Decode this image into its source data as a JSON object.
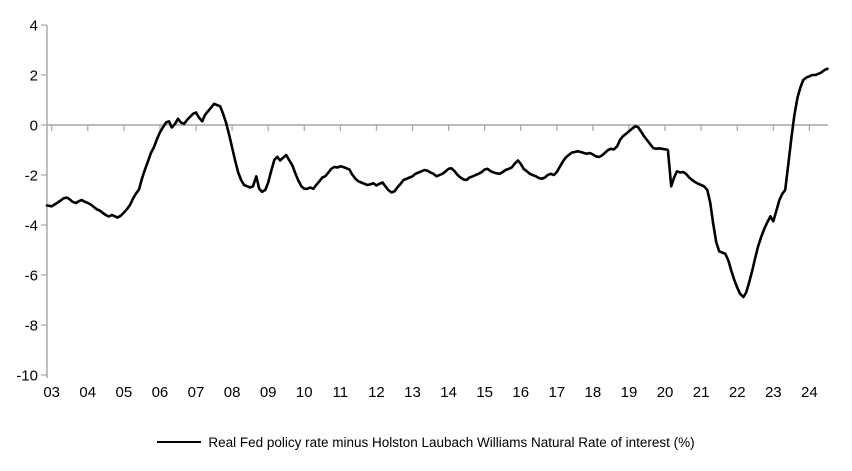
{
  "colors": {
    "line": "#000000",
    "axis": "#a6a6a6",
    "text": "#000000",
    "background": "#ffffff"
  },
  "legend": {
    "label": "Real Fed policy rate minus Holston Laubach Williams Natural Rate of interest (%)"
  },
  "chart_data": {
    "type": "line",
    "title": "",
    "xlabel": "",
    "ylabel": "",
    "ylim": [
      -10,
      4
    ],
    "xlim_years": [
      2003,
      2024.5
    ],
    "grid": "zero-line-only",
    "legend_position": "bottom",
    "y_ticks": [
      4,
      2,
      0,
      -2,
      -4,
      -6,
      -8,
      -10
    ],
    "x_ticks": [
      "03",
      "04",
      "05",
      "06",
      "07",
      "08",
      "09",
      "10",
      "11",
      "12",
      "13",
      "14",
      "15",
      "16",
      "17",
      "18",
      "19",
      "20",
      "21",
      "22",
      "23",
      "24"
    ],
    "series": [
      {
        "name": "Real Fed policy rate minus Holston Laubach Williams Natural Rate of interest (%)",
        "color": "#000000",
        "points": [
          [
            2002.87,
            -3.22
          ],
          [
            2003.0,
            -3.25
          ],
          [
            2003.08,
            -3.18
          ],
          [
            2003.17,
            -3.1
          ],
          [
            2003.25,
            -3.02
          ],
          [
            2003.33,
            -2.93
          ],
          [
            2003.42,
            -2.9
          ],
          [
            2003.5,
            -2.97
          ],
          [
            2003.58,
            -3.07
          ],
          [
            2003.67,
            -3.12
          ],
          [
            2003.75,
            -3.05
          ],
          [
            2003.83,
            -3.0
          ],
          [
            2003.92,
            -3.07
          ],
          [
            2004.0,
            -3.12
          ],
          [
            2004.08,
            -3.18
          ],
          [
            2004.17,
            -3.28
          ],
          [
            2004.25,
            -3.37
          ],
          [
            2004.33,
            -3.42
          ],
          [
            2004.42,
            -3.52
          ],
          [
            2004.5,
            -3.6
          ],
          [
            2004.58,
            -3.66
          ],
          [
            2004.67,
            -3.6
          ],
          [
            2004.75,
            -3.65
          ],
          [
            2004.83,
            -3.7
          ],
          [
            2004.92,
            -3.62
          ],
          [
            2005.0,
            -3.5
          ],
          [
            2005.08,
            -3.38
          ],
          [
            2005.17,
            -3.2
          ],
          [
            2005.25,
            -2.95
          ],
          [
            2005.33,
            -2.75
          ],
          [
            2005.42,
            -2.58
          ],
          [
            2005.5,
            -2.15
          ],
          [
            2005.58,
            -1.8
          ],
          [
            2005.67,
            -1.45
          ],
          [
            2005.75,
            -1.12
          ],
          [
            2005.83,
            -0.9
          ],
          [
            2005.92,
            -0.55
          ],
          [
            2006.0,
            -0.3
          ],
          [
            2006.08,
            -0.1
          ],
          [
            2006.17,
            0.1
          ],
          [
            2006.25,
            0.15
          ],
          [
            2006.33,
            -0.1
          ],
          [
            2006.42,
            0.05
          ],
          [
            2006.5,
            0.25
          ],
          [
            2006.58,
            0.1
          ],
          [
            2006.67,
            0.05
          ],
          [
            2006.75,
            0.2
          ],
          [
            2006.83,
            0.32
          ],
          [
            2006.92,
            0.45
          ],
          [
            2007.0,
            0.5
          ],
          [
            2007.08,
            0.3
          ],
          [
            2007.17,
            0.15
          ],
          [
            2007.25,
            0.4
          ],
          [
            2007.33,
            0.55
          ],
          [
            2007.42,
            0.7
          ],
          [
            2007.5,
            0.85
          ],
          [
            2007.58,
            0.8
          ],
          [
            2007.67,
            0.75
          ],
          [
            2007.75,
            0.45
          ],
          [
            2007.83,
            0.1
          ],
          [
            2007.92,
            -0.4
          ],
          [
            2008.0,
            -0.9
          ],
          [
            2008.08,
            -1.4
          ],
          [
            2008.17,
            -1.9
          ],
          [
            2008.25,
            -2.2
          ],
          [
            2008.33,
            -2.4
          ],
          [
            2008.42,
            -2.45
          ],
          [
            2008.5,
            -2.5
          ],
          [
            2008.58,
            -2.45
          ],
          [
            2008.67,
            -2.05
          ],
          [
            2008.75,
            -2.55
          ],
          [
            2008.83,
            -2.67
          ],
          [
            2008.92,
            -2.6
          ],
          [
            2009.0,
            -2.3
          ],
          [
            2009.08,
            -1.85
          ],
          [
            2009.17,
            -1.4
          ],
          [
            2009.25,
            -1.27
          ],
          [
            2009.33,
            -1.42
          ],
          [
            2009.42,
            -1.3
          ],
          [
            2009.5,
            -1.2
          ],
          [
            2009.58,
            -1.4
          ],
          [
            2009.67,
            -1.62
          ],
          [
            2009.75,
            -1.92
          ],
          [
            2009.83,
            -2.2
          ],
          [
            2009.92,
            -2.45
          ],
          [
            2010.0,
            -2.55
          ],
          [
            2010.08,
            -2.55
          ],
          [
            2010.17,
            -2.5
          ],
          [
            2010.25,
            -2.55
          ],
          [
            2010.33,
            -2.4
          ],
          [
            2010.42,
            -2.25
          ],
          [
            2010.5,
            -2.1
          ],
          [
            2010.58,
            -2.05
          ],
          [
            2010.67,
            -1.9
          ],
          [
            2010.75,
            -1.75
          ],
          [
            2010.83,
            -1.68
          ],
          [
            2010.92,
            -1.7
          ],
          [
            2011.0,
            -1.65
          ],
          [
            2011.08,
            -1.68
          ],
          [
            2011.17,
            -1.73
          ],
          [
            2011.25,
            -1.78
          ],
          [
            2011.33,
            -1.98
          ],
          [
            2011.42,
            -2.15
          ],
          [
            2011.5,
            -2.25
          ],
          [
            2011.58,
            -2.3
          ],
          [
            2011.67,
            -2.35
          ],
          [
            2011.75,
            -2.4
          ],
          [
            2011.83,
            -2.37
          ],
          [
            2011.92,
            -2.33
          ],
          [
            2012.0,
            -2.42
          ],
          [
            2012.08,
            -2.35
          ],
          [
            2012.17,
            -2.3
          ],
          [
            2012.25,
            -2.45
          ],
          [
            2012.33,
            -2.6
          ],
          [
            2012.42,
            -2.7
          ],
          [
            2012.5,
            -2.65
          ],
          [
            2012.58,
            -2.5
          ],
          [
            2012.67,
            -2.35
          ],
          [
            2012.75,
            -2.2
          ],
          [
            2012.83,
            -2.15
          ],
          [
            2012.92,
            -2.1
          ],
          [
            2013.0,
            -2.05
          ],
          [
            2013.08,
            -1.95
          ],
          [
            2013.17,
            -1.9
          ],
          [
            2013.25,
            -1.85
          ],
          [
            2013.33,
            -1.8
          ],
          [
            2013.42,
            -1.83
          ],
          [
            2013.5,
            -1.9
          ],
          [
            2013.58,
            -1.95
          ],
          [
            2013.67,
            -2.05
          ],
          [
            2013.75,
            -2.0
          ],
          [
            2013.83,
            -1.95
          ],
          [
            2013.92,
            -1.85
          ],
          [
            2014.0,
            -1.75
          ],
          [
            2014.08,
            -1.73
          ],
          [
            2014.17,
            -1.85
          ],
          [
            2014.25,
            -2.0
          ],
          [
            2014.33,
            -2.1
          ],
          [
            2014.42,
            -2.18
          ],
          [
            2014.5,
            -2.2
          ],
          [
            2014.58,
            -2.1
          ],
          [
            2014.67,
            -2.05
          ],
          [
            2014.75,
            -2.0
          ],
          [
            2014.83,
            -1.95
          ],
          [
            2014.92,
            -1.88
          ],
          [
            2015.0,
            -1.78
          ],
          [
            2015.08,
            -1.75
          ],
          [
            2015.17,
            -1.85
          ],
          [
            2015.25,
            -1.9
          ],
          [
            2015.33,
            -1.93
          ],
          [
            2015.42,
            -1.95
          ],
          [
            2015.5,
            -1.88
          ],
          [
            2015.58,
            -1.8
          ],
          [
            2015.67,
            -1.75
          ],
          [
            2015.75,
            -1.7
          ],
          [
            2015.83,
            -1.55
          ],
          [
            2015.92,
            -1.42
          ],
          [
            2016.0,
            -1.55
          ],
          [
            2016.08,
            -1.75
          ],
          [
            2016.17,
            -1.85
          ],
          [
            2016.25,
            -1.95
          ],
          [
            2016.33,
            -2.0
          ],
          [
            2016.42,
            -2.05
          ],
          [
            2016.5,
            -2.12
          ],
          [
            2016.58,
            -2.15
          ],
          [
            2016.67,
            -2.1
          ],
          [
            2016.75,
            -2.0
          ],
          [
            2016.83,
            -1.95
          ],
          [
            2016.92,
            -2.0
          ],
          [
            2017.0,
            -1.88
          ],
          [
            2017.08,
            -1.68
          ],
          [
            2017.17,
            -1.45
          ],
          [
            2017.25,
            -1.3
          ],
          [
            2017.33,
            -1.2
          ],
          [
            2017.42,
            -1.1
          ],
          [
            2017.5,
            -1.08
          ],
          [
            2017.58,
            -1.05
          ],
          [
            2017.67,
            -1.08
          ],
          [
            2017.75,
            -1.12
          ],
          [
            2017.83,
            -1.15
          ],
          [
            2017.92,
            -1.12
          ],
          [
            2018.0,
            -1.18
          ],
          [
            2018.08,
            -1.25
          ],
          [
            2018.17,
            -1.28
          ],
          [
            2018.25,
            -1.22
          ],
          [
            2018.33,
            -1.12
          ],
          [
            2018.42,
            -1.0
          ],
          [
            2018.5,
            -0.95
          ],
          [
            2018.58,
            -0.98
          ],
          [
            2018.67,
            -0.85
          ],
          [
            2018.75,
            -0.6
          ],
          [
            2018.83,
            -0.45
          ],
          [
            2018.92,
            -0.35
          ],
          [
            2019.0,
            -0.25
          ],
          [
            2019.08,
            -0.15
          ],
          [
            2019.17,
            -0.05
          ],
          [
            2019.25,
            -0.08
          ],
          [
            2019.33,
            -0.25
          ],
          [
            2019.42,
            -0.45
          ],
          [
            2019.5,
            -0.6
          ],
          [
            2019.58,
            -0.75
          ],
          [
            2019.67,
            -0.92
          ],
          [
            2019.75,
            -0.95
          ],
          [
            2019.83,
            -0.93
          ],
          [
            2019.92,
            -0.95
          ],
          [
            2020.0,
            -0.97
          ],
          [
            2020.08,
            -1.0
          ],
          [
            2020.17,
            -2.45
          ],
          [
            2020.25,
            -2.1
          ],
          [
            2020.33,
            -1.85
          ],
          [
            2020.42,
            -1.9
          ],
          [
            2020.5,
            -1.88
          ],
          [
            2020.58,
            -1.95
          ],
          [
            2020.67,
            -2.1
          ],
          [
            2020.75,
            -2.2
          ],
          [
            2020.83,
            -2.28
          ],
          [
            2020.92,
            -2.35
          ],
          [
            2021.0,
            -2.4
          ],
          [
            2021.08,
            -2.45
          ],
          [
            2021.17,
            -2.6
          ],
          [
            2021.25,
            -3.1
          ],
          [
            2021.33,
            -3.9
          ],
          [
            2021.42,
            -4.7
          ],
          [
            2021.5,
            -5.05
          ],
          [
            2021.58,
            -5.1
          ],
          [
            2021.67,
            -5.15
          ],
          [
            2021.75,
            -5.4
          ],
          [
            2021.83,
            -5.8
          ],
          [
            2021.92,
            -6.2
          ],
          [
            2022.0,
            -6.5
          ],
          [
            2022.08,
            -6.75
          ],
          [
            2022.17,
            -6.88
          ],
          [
            2022.25,
            -6.7
          ],
          [
            2022.33,
            -6.3
          ],
          [
            2022.42,
            -5.8
          ],
          [
            2022.5,
            -5.3
          ],
          [
            2022.58,
            -4.85
          ],
          [
            2022.67,
            -4.45
          ],
          [
            2022.75,
            -4.15
          ],
          [
            2022.83,
            -3.9
          ],
          [
            2022.92,
            -3.65
          ],
          [
            2023.0,
            -3.85
          ],
          [
            2023.08,
            -3.45
          ],
          [
            2023.17,
            -3.0
          ],
          [
            2023.25,
            -2.75
          ],
          [
            2023.33,
            -2.6
          ],
          [
            2023.42,
            -1.5
          ],
          [
            2023.5,
            -0.55
          ],
          [
            2023.58,
            0.35
          ],
          [
            2023.67,
            1.1
          ],
          [
            2023.75,
            1.5
          ],
          [
            2023.83,
            1.8
          ],
          [
            2023.92,
            1.9
          ],
          [
            2024.0,
            1.95
          ],
          [
            2024.08,
            2.0
          ],
          [
            2024.17,
            2.0
          ],
          [
            2024.25,
            2.05
          ],
          [
            2024.33,
            2.1
          ],
          [
            2024.42,
            2.2
          ],
          [
            2024.5,
            2.25
          ]
        ]
      }
    ]
  }
}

◆ ◆ ◆ ◆

* TASK BRIEF *
Where does the word "rate" appear in the listing? List each line that holds it.

* FULL OUTPUT *
    "label": "Real Fed policy rate minus Holston Laubach Williams Natural Rate of interest (%)"
        "name": "Real Fed policy rate minus Holston Laubach Williams Natural Rate of interest (%)",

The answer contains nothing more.